■ BRIEF 1: Rewrite the Technoculture review from the words "In lieu of an" through "Minnesota P, 1991.", and replace "abstract" with "summary".
■ BRIEF 2: According to the Technoculture review, who edited the volume Technoculture?

■ SOURCE EXTRACT:
──────────

In lieu of an abstract, here is a brief excerpt of the content:

  • Technoculture: Another, More Material, Name for Postmodern Culture?
  • Joseph Dumit
Penley, Constance, and Andrew Ross, eds. Technoculture. Minneapolis: U Minnesota P, 1991.

“If we want technology to liberate rather than destroy us, then we—the techno/peasants—have to assume responsibility for it.”

—The Techno/Peasant Survival Manual 1

Perhaps the question is, what isn’t technoculture? The two parts of this word, techno(logy) and culture are actively contested in contemporary social criticism. Donna Haraway, for instance, has read the logos of techne as “translatable/transferable technique,” and then more closely as “frozen labor”.2 Haraway draws attention to the accountable, though usually unaccounted for, aspects of “our” artifacts, our shirts, our computers, our words. She asks: “How is the world in the object, and the object in the world?”3 With regard to culture, it is precisely these webs of interconnection and constructed barriers of individuation which are under attack within and without anthropology: “culture” as a signification of privilege, by the privileged. Under these lights, technoculture points toward a world where the high and low speed technique-transfers are the common culture, and where “culture” is a technology.

──────────

■ DATA PROVIDED:
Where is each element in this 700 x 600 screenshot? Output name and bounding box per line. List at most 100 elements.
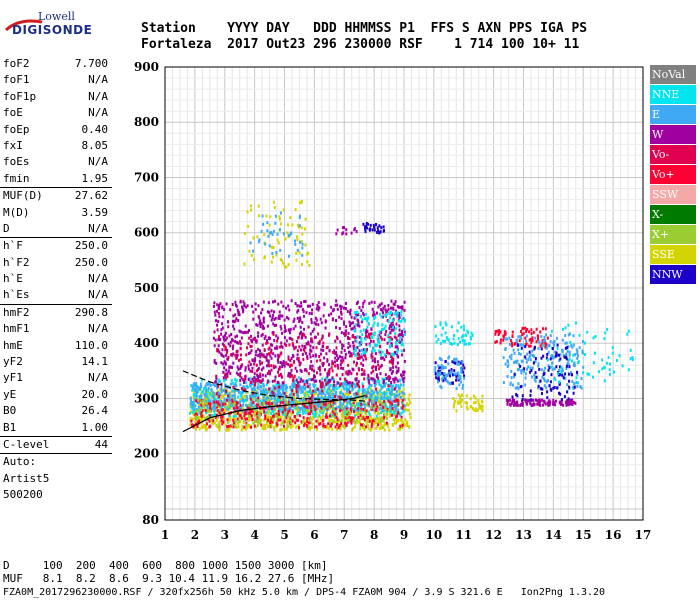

──────────

■ TASK ANSWER 1:
In lieu of an summary, here is a brief excerpt of the content:

  • Technoculture: Another, More Material, Name for Postmodern Culture?
  • Joseph Dumit
Penley, Constance, and Andrew Ross, eds. Technoculture. Minneapolis: U Minnesota P, 1991.

■ TASK ANSWER 2: Constance Penley and Andrew Ross